— Start of Records supplied —
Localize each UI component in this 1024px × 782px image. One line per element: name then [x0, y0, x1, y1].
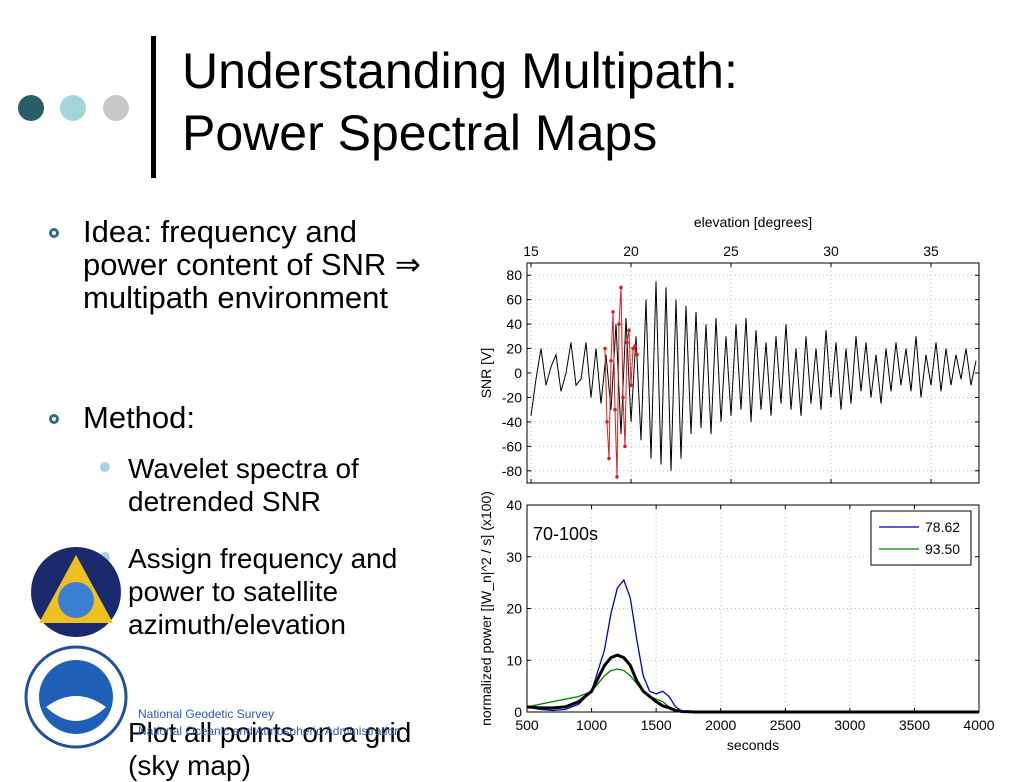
deco-dot — [103, 95, 129, 121]
data-line — [526, 578, 979, 713]
x-tick-label: 35 — [923, 243, 939, 259]
x-tick-label: 3500 — [899, 717, 930, 733]
y-tick-label: 20 — [506, 341, 522, 357]
y-tick-label: 40 — [506, 316, 522, 332]
data-point — [627, 328, 631, 333]
y-tick-label: 30 — [506, 549, 522, 565]
y-tick-label: 0 — [514, 365, 522, 381]
title-line: Power Spectral Maps — [182, 105, 658, 161]
annotation: 70-100s — [533, 524, 598, 544]
deco-dot — [60, 95, 86, 121]
x-tick-label: 20 — [623, 243, 639, 259]
x-tick-label: 2000 — [705, 717, 736, 733]
data-point — [617, 322, 621, 326]
noaa-logo — [24, 645, 128, 749]
slide-title: Understanding Multipath: Power Spectral … — [182, 40, 738, 164]
x-axis-label: seconds — [727, 737, 779, 753]
data-point — [607, 456, 611, 461]
x-tick-label: 30 — [823, 243, 839, 259]
data-point — [615, 475, 619, 479]
x-tick-label: 1500 — [641, 717, 672, 733]
logo-bird — [46, 696, 106, 721]
bullet-marker — [100, 462, 110, 472]
y-tick-label: 10 — [506, 652, 522, 668]
data-point — [621, 395, 625, 400]
data-point — [611, 310, 615, 314]
x-tick-label: 1000 — [576, 717, 607, 733]
data-point — [625, 340, 629, 345]
title-line: Understanding Multipath: — [182, 43, 738, 99]
deco-dot — [18, 95, 44, 121]
x-tick-label: 25 — [723, 243, 739, 259]
data-point — [633, 344, 637, 348]
plot-frame — [526, 262, 980, 484]
logo-text: National Oceanic and Atmospheric Adminis… — [138, 724, 401, 738]
data-point — [623, 444, 627, 449]
x-tick-label: 15 — [523, 243, 539, 259]
bullet: Method: — [83, 400, 196, 435]
sub-bullet: Wavelet spectra of detrended SNR — [128, 453, 359, 517]
x-tick-label: 3000 — [834, 717, 865, 733]
legend-label: 78.62 — [925, 519, 960, 535]
plot-frame — [526, 504, 980, 713]
data-point — [635, 352, 639, 357]
bullet-marker — [100, 552, 110, 562]
bullet: Idea: frequency and power content of SNR… — [83, 214, 421, 315]
bullet-marker — [49, 414, 59, 424]
logo-text: National Geodetic Survey — [138, 707, 275, 721]
x-tick-label: 4000 — [963, 717, 994, 733]
y-tick-label: -80 — [502, 463, 522, 479]
y-tick-label: -60 — [502, 438, 522, 454]
legend-label: 93.50 — [925, 541, 960, 557]
legend-box — [870, 510, 972, 566]
y-tick-label: 80 — [506, 267, 522, 283]
y-tick-label: 60 — [506, 292, 522, 308]
y-tick-label: 20 — [506, 601, 522, 617]
y-tick-label: -20 — [502, 389, 522, 405]
x-tick-label: 500 — [515, 717, 539, 733]
sub-bullet: Plot all points on a grid (sky map) — [128, 717, 412, 781]
x-tick-label: 2500 — [770, 717, 801, 733]
y-tick-label: 40 — [506, 497, 522, 513]
data-point — [603, 346, 607, 351]
data-point — [619, 285, 623, 290]
y-tick-label: 0 — [514, 704, 522, 720]
bullet-marker — [49, 228, 59, 238]
title-rule — [151, 36, 156, 178]
logo-globe — [58, 582, 94, 618]
data-line — [526, 653, 979, 714]
data-point — [631, 346, 635, 351]
y-axis-label: normalized power [|W_n|^2 / s] (x100) — [478, 491, 494, 726]
data-point — [609, 358, 613, 363]
data-point — [613, 407, 617, 412]
y-axis-label: SNR [V] — [478, 348, 494, 399]
sub-bullet: Assign frequency and power to satellite … — [128, 543, 398, 640]
data-point — [629, 383, 633, 388]
data-point — [605, 420, 609, 424]
y-tick-label: -40 — [502, 414, 522, 430]
ngs-logo — [31, 547, 121, 637]
x-axis-label: elevation [degrees] — [694, 214, 812, 230]
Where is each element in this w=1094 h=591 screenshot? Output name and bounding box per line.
— End of Records supplied —
→ Short exercise
Update everything from the line containing "deco-dot — [103, 95, 129, 121]" down to the line containing "data-point — [627, 328, 631, 333]" by changing "y-tick-label" to "y-axis tick". Return only those lines, with nothing else altered.

→ Correct result
deco-dot — [103, 95, 129, 121]
data-line — [526, 578, 979, 713]
x-tick-label: 35 — [923, 243, 939, 259]
x-tick-label: 3500 — [899, 717, 930, 733]
y-axis tick: 20 — [506, 341, 522, 357]
y-axis tick: 40 — [506, 316, 522, 332]
data-point — [627, 328, 631, 333]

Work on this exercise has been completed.